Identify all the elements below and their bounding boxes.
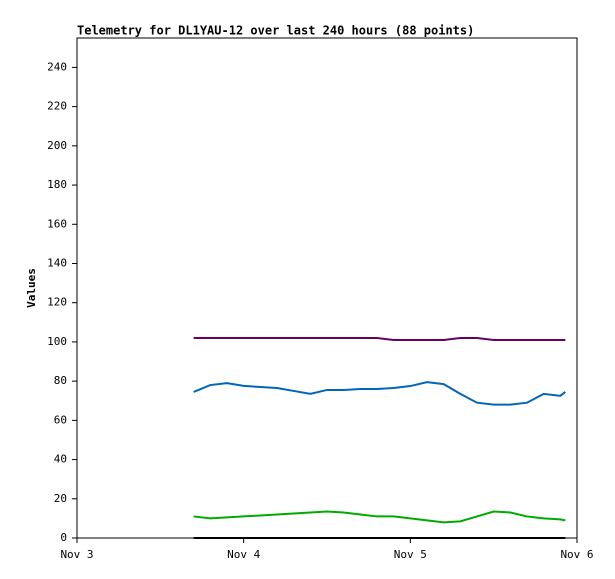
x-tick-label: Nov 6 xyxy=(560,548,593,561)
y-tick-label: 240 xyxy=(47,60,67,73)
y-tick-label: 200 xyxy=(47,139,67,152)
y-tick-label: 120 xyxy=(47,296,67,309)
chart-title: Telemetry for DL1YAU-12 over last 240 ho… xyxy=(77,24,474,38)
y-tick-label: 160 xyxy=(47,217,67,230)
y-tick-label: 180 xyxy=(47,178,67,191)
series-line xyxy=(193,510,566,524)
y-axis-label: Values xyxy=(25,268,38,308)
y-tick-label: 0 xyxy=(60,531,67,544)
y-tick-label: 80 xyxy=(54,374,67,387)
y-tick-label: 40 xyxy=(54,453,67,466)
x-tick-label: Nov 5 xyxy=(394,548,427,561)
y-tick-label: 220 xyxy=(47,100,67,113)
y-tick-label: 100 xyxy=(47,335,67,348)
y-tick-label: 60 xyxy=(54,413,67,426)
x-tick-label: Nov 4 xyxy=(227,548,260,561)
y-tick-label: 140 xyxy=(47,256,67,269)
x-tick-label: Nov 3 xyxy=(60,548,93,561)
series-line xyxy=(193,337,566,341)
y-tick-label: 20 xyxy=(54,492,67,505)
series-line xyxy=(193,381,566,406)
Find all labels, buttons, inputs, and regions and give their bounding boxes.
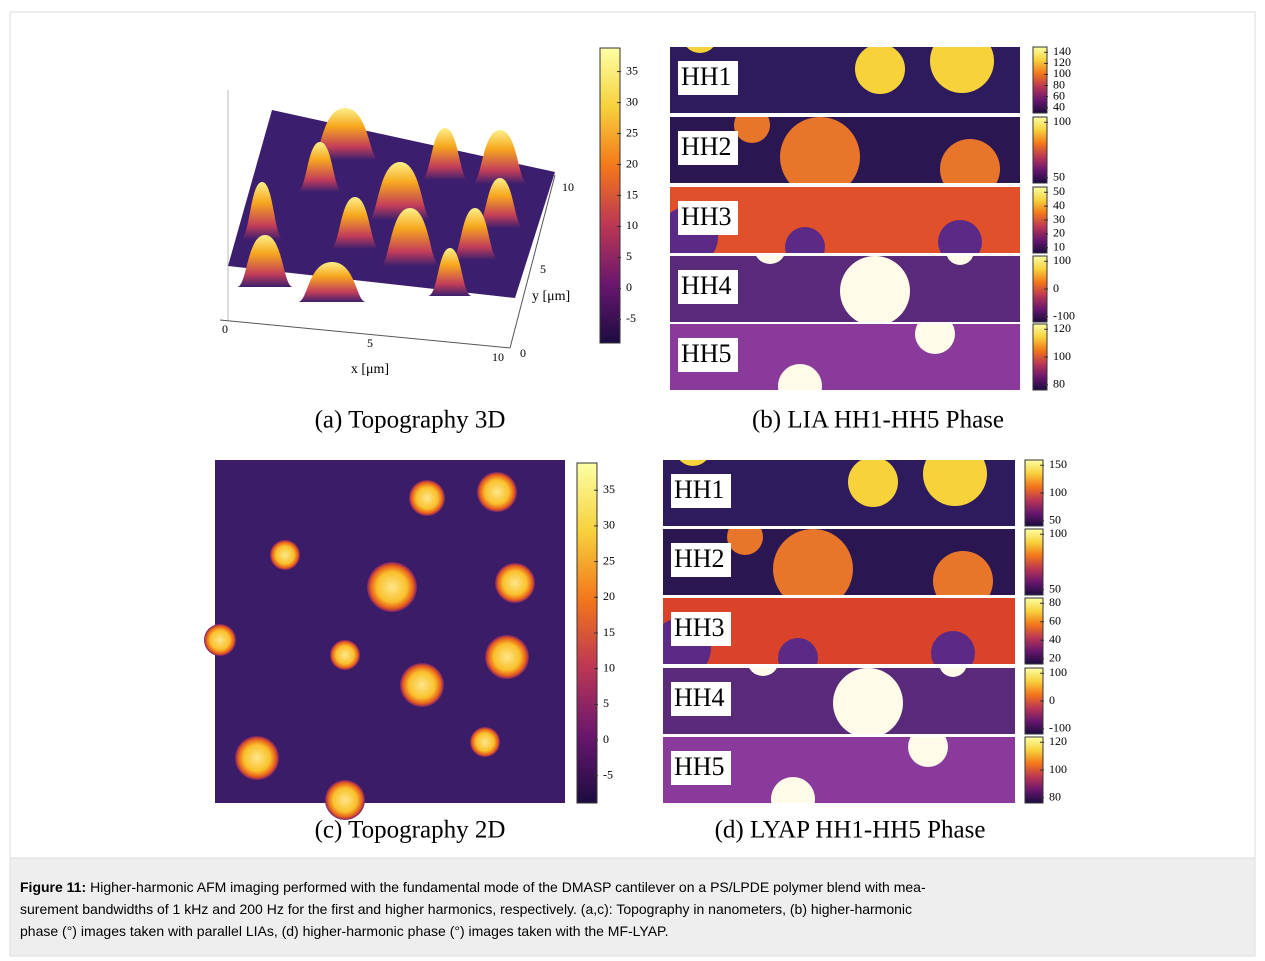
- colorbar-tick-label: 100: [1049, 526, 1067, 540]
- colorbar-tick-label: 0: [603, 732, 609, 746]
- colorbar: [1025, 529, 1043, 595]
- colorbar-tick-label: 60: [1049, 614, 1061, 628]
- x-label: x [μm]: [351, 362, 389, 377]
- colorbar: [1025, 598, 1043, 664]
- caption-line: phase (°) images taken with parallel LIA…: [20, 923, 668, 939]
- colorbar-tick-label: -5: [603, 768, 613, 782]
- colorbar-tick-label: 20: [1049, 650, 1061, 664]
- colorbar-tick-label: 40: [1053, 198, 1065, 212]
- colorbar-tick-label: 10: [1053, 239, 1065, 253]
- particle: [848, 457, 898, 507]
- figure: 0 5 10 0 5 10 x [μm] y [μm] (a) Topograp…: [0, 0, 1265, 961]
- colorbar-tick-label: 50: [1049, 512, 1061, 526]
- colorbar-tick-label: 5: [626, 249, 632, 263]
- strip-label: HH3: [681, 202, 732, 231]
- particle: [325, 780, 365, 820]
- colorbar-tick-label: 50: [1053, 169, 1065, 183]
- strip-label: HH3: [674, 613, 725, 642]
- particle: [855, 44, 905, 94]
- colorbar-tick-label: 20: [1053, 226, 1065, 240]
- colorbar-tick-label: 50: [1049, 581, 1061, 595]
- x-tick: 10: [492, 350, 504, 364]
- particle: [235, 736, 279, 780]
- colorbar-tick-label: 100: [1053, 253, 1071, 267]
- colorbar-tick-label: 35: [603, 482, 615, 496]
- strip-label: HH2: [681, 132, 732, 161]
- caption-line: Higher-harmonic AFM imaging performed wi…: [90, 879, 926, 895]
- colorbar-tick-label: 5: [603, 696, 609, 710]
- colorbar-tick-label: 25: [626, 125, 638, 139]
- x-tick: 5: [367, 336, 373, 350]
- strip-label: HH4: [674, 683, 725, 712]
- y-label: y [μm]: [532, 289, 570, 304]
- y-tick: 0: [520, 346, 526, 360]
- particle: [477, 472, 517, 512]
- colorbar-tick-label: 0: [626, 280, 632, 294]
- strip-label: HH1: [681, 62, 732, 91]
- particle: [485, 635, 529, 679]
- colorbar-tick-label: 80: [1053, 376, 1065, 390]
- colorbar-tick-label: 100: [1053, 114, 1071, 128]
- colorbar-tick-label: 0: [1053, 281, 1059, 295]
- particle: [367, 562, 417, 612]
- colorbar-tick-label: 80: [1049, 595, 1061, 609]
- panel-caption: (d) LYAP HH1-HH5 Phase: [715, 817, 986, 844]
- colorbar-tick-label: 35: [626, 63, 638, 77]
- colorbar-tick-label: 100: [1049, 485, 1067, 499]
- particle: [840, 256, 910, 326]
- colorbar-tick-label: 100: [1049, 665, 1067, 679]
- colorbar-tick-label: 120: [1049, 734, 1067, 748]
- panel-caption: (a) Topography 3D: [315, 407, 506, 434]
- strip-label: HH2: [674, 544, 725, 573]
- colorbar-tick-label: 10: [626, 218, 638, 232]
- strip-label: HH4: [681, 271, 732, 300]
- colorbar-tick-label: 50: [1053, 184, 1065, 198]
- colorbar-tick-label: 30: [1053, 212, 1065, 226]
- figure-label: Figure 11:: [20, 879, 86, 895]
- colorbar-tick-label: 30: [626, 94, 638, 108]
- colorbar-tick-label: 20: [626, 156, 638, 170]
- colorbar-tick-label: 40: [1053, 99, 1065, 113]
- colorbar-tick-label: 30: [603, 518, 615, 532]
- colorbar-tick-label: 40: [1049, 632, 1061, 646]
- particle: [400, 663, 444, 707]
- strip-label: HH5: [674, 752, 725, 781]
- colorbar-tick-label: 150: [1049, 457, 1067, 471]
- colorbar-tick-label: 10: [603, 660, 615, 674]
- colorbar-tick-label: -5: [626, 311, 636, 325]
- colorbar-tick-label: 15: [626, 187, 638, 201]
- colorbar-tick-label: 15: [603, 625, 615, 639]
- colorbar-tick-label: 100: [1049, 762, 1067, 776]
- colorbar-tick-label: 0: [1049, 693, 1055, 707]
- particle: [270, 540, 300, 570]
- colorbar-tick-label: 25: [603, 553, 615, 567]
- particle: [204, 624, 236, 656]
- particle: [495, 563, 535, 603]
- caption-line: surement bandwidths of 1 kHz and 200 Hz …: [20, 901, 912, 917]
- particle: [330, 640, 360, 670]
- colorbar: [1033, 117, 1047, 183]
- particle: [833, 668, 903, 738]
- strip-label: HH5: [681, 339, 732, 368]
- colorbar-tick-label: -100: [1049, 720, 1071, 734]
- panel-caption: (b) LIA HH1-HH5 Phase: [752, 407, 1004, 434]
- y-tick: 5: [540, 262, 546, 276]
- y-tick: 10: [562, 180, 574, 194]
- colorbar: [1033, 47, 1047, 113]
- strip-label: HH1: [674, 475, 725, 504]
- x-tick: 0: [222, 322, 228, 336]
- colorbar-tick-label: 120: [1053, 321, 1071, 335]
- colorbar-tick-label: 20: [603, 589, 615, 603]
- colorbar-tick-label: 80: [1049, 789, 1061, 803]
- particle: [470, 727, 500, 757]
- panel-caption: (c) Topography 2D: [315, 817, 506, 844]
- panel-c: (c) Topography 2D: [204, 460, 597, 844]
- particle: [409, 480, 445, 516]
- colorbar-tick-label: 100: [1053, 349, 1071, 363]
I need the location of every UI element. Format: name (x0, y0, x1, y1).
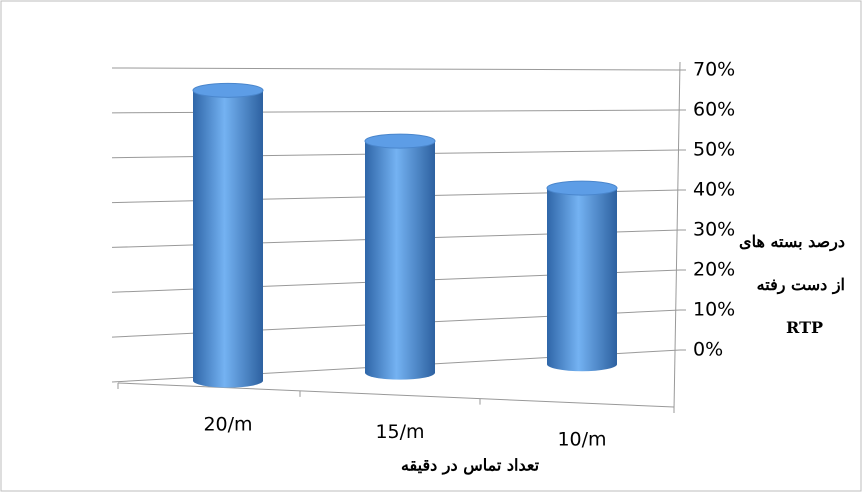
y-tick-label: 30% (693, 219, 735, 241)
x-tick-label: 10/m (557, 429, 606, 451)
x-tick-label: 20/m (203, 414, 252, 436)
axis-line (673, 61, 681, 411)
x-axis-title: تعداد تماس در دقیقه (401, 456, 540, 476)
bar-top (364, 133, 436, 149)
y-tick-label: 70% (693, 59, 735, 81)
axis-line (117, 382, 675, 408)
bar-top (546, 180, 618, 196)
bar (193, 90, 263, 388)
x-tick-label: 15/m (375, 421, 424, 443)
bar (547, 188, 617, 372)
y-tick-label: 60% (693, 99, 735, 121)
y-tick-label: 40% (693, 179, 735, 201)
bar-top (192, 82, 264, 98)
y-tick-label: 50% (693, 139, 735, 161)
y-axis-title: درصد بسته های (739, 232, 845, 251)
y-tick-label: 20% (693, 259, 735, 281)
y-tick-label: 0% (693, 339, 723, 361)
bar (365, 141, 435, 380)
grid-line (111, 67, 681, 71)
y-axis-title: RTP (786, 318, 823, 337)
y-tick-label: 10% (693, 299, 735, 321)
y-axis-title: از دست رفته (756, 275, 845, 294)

____

Reproduce the data above from the line with "x-tick-label: Nov 6 xyxy=(560,548,593,561)" up to and including the line with "y-tick-label: 80 xyxy=(54,374,67,387)", switching "Values" to "Readings" and leaving everything else unchanged.

x-tick-label: Nov 6 xyxy=(560,548,593,561)
y-tick-label: 240 xyxy=(47,60,67,73)
y-tick-label: 200 xyxy=(47,139,67,152)
y-tick-label: 120 xyxy=(47,296,67,309)
chart-title: Telemetry for DL1YAU-12 over last 240 ho… xyxy=(77,24,474,38)
y-tick-label: 160 xyxy=(47,217,67,230)
y-tick-label: 180 xyxy=(47,178,67,191)
series-line xyxy=(193,510,566,524)
y-axis-label: Readings xyxy=(25,268,38,308)
y-tick-label: 0 xyxy=(60,531,67,544)
y-tick-label: 80 xyxy=(54,374,67,387)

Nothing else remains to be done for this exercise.